▶ _What to do_: Find how many lines contain "preparation" and state only that number.

[Extracted records]
>> Begin
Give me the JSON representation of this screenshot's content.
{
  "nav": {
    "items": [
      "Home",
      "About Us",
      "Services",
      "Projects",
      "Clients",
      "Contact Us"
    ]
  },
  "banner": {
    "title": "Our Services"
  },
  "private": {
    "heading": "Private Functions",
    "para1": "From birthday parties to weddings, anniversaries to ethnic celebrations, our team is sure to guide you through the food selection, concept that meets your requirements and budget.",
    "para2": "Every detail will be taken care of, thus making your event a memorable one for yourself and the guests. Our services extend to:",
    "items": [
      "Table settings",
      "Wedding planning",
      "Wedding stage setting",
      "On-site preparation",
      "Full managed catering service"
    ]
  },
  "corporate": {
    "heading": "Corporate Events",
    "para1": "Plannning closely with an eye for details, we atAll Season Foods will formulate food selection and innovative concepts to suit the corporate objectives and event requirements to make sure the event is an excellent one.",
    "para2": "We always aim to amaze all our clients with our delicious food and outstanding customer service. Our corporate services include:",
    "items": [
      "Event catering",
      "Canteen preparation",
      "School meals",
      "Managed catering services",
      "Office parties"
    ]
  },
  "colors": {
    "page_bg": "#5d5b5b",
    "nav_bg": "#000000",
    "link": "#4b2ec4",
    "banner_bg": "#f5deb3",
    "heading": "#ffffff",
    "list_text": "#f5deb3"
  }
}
>> End
▶ _Output of the exercise_: 2